● WRITTEN REQUEST: The records below should be written out again, exactly.

(Data entries for graphics)
★ ★ ★
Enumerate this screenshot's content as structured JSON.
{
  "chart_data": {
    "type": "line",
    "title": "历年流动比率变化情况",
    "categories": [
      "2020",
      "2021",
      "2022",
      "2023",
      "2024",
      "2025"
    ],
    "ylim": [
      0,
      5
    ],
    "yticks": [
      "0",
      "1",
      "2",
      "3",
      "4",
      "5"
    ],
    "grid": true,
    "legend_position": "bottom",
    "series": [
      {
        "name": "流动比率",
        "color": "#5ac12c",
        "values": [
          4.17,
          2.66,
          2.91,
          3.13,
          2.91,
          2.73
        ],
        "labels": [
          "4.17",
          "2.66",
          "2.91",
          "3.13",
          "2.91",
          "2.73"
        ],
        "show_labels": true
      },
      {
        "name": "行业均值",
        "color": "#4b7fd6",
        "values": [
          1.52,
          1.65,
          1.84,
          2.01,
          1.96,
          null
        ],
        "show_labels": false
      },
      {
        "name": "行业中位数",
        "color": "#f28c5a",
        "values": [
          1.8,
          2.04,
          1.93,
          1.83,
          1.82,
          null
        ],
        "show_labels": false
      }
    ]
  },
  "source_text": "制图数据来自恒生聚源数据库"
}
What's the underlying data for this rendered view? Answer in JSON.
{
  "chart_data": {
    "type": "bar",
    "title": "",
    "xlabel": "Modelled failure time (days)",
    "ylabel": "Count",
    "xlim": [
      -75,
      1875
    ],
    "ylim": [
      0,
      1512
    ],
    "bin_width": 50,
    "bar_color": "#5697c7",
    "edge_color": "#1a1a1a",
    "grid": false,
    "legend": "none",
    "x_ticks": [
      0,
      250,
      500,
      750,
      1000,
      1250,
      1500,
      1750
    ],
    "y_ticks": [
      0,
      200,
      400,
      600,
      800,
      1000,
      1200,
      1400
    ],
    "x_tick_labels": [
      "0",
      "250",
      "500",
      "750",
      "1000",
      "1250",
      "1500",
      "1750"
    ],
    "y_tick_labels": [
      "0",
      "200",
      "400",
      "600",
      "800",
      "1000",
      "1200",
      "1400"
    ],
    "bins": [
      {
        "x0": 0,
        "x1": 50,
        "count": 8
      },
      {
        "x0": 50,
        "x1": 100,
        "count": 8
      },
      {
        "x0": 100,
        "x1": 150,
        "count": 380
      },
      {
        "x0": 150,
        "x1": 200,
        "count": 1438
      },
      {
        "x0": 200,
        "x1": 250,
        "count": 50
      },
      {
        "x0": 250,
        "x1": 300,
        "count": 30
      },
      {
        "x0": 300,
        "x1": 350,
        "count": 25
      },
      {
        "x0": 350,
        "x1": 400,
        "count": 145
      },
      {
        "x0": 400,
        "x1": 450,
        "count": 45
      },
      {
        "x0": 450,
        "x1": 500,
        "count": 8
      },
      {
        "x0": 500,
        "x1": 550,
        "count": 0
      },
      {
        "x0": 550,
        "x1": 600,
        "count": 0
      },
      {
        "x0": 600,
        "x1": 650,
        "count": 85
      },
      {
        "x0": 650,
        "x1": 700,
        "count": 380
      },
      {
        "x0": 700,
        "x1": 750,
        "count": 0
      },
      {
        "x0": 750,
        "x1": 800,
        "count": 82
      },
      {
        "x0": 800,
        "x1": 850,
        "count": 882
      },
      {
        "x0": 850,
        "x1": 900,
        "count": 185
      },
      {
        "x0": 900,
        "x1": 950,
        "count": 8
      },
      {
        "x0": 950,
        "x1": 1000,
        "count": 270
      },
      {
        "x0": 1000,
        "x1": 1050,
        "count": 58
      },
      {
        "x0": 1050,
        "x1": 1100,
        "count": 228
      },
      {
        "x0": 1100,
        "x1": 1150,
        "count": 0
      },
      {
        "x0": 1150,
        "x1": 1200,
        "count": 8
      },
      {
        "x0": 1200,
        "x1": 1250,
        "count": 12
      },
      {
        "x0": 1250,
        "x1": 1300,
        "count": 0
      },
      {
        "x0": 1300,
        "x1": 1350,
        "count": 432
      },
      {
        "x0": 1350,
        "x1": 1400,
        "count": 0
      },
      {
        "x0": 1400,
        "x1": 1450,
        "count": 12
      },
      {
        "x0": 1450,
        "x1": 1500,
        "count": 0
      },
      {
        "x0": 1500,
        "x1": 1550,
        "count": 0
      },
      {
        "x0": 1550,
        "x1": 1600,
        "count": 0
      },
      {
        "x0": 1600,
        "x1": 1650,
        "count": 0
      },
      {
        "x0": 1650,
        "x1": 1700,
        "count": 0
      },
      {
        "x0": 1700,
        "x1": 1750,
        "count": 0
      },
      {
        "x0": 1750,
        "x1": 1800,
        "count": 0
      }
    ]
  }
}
★ ★ ★
● CORRECT ANSWER:
Enumerate this screenshot's content as structured JSON.
{
  "chart_data": {
    "type": "line",
    "title": "历年流动比率变化情况",
    "categories": [
      "2020",
      "2021",
      "2022",
      "2023",
      "2024",
      "2025"
    ],
    "ylim": [
      0,
      5
    ],
    "yticks": [
      "0",
      "1",
      "2",
      "3",
      "4",
      "5"
    ],
    "grid": true,
    "legend_position": "bottom",
    "series": [
      {
        "name": "流动比率",
        "color": "#5ac12c",
        "values": [
          4.17,
          2.66,
          2.91,
          3.13,
          2.91,
          2.73
        ],
        "labels": [
          "4.17",
          "2.66",
          "2.91",
          "3.13",
          "2.91",
          "2.73"
        ],
        "show_labels": true
      },
      {
        "name": "行业均值",
        "color": "#4b7fd6",
        "values": [
          1.52,
          1.65,
          1.84,
          2.01,
          1.96,
          null
        ],
        "show_labels": false
      },
      {
        "name": "行业中位数",
        "color": "#f28c5a",
        "values": [
          1.8,
          2.04,
          1.93,
          1.83,
          1.82,
          null
        ],
        "show_labels": false
      }
    ]
  },
  "source_text": "制图数据来自恒生聚源数据库"
}
What's the underlying data for this rendered view? Answer in JSON.
{
  "chart_data": {
    "type": "bar",
    "title": "",
    "xlabel": "Modelled failure time (days)",
    "ylabel": "Count",
    "xlim": [
      -75,
      1875
    ],
    "ylim": [
      0,
      1512
    ],
    "bin_width": 50,
    "bar_color": "#5697c7",
    "edge_color": "#1a1a1a",
    "grid": false,
    "legend": "none",
    "x_ticks": [
      0,
      250,
      500,
      750,
      1000,
      1250,
      1500,
      1750
    ],
    "y_ticks": [
      0,
      200,
      400,
      600,
      800,
      1000,
      1200,
      1400
    ],
    "x_tick_labels": [
      "0",
      "250",
      "500",
      "750",
      "1000",
      "1250",
      "1500",
      "1750"
    ],
    "y_tick_labels": [
      "0",
      "200",
      "400",
      "600",
      "800",
      "1000",
      "1200",
      "1400"
    ],
    "bins": [
      {
        "x0": 0,
        "x1": 50,
        "count": 8
      },
      {
        "x0": 50,
        "x1": 100,
        "count": 8
      },
      {
        "x0": 100,
        "x1": 150,
        "count": 380
      },
      {
        "x0": 150,
        "x1": 200,
        "count": 1438
      },
      {
        "x0": 200,
        "x1": 250,
        "count": 50
      },
      {
        "x0": 250,
        "x1": 300,
        "count": 30
      },
      {
        "x0": 300,
        "x1": 350,
        "count": 25
      },
      {
        "x0": 350,
        "x1": 400,
        "count": 145
      },
      {
        "x0": 400,
        "x1": 450,
        "count": 45
      },
      {
        "x0": 450,
        "x1": 500,
        "count": 8
      },
      {
        "x0": 500,
        "x1": 550,
        "count": 0
      },
      {
        "x0": 550,
        "x1": 600,
        "count": 0
      },
      {
        "x0": 600,
        "x1": 650,
        "count": 85
      },
      {
        "x0": 650,
        "x1": 700,
        "count": 380
      },
      {
        "x0": 700,
        "x1": 750,
        "count": 0
      },
      {
        "x0": 750,
        "x1": 800,
        "count": 82
      },
      {
        "x0": 800,
        "x1": 850,
        "count": 882
      },
      {
        "x0": 850,
        "x1": 900,
        "count": 185
      },
      {
        "x0": 900,
        "x1": 950,
        "count": 8
      },
      {
        "x0": 950,
        "x1": 1000,
        "count": 270
      },
      {
        "x0": 1000,
        "x1": 1050,
        "count": 58
      },
      {
        "x0": 1050,
        "x1": 1100,
        "count": 228
      },
      {
        "x0": 1100,
        "x1": 1150,
        "count": 0
      },
      {
        "x0": 1150,
        "x1": 1200,
        "count": 8
      },
      {
        "x0": 1200,
        "x1": 1250,
        "count": 12
      },
      {
        "x0": 1250,
        "x1": 1300,
        "count": 0
      },
      {
        "x0": 1300,
        "x1": 1350,
        "count": 432
      },
      {
        "x0": 1350,
        "x1": 1400,
        "count": 0
      },
      {
        "x0": 1400,
        "x1": 1450,
        "count": 12
      },
      {
        "x0": 1450,
        "x1": 1500,
        "count": 0
      },
      {
        "x0": 1500,
        "x1": 1550,
        "count": 0
      },
      {
        "x0": 1550,
        "x1": 1600,
        "count": 0
      },
      {
        "x0": 1600,
        "x1": 1650,
        "count": 0
      },
      {
        "x0": 1650,
        "x1": 1700,
        "count": 0
      },
      {
        "x0": 1700,
        "x1": 1750,
        "count": 0
      },
      {
        "x0": 1750,
        "x1": 1800,
        "count": 0
      }
    ]
  }
}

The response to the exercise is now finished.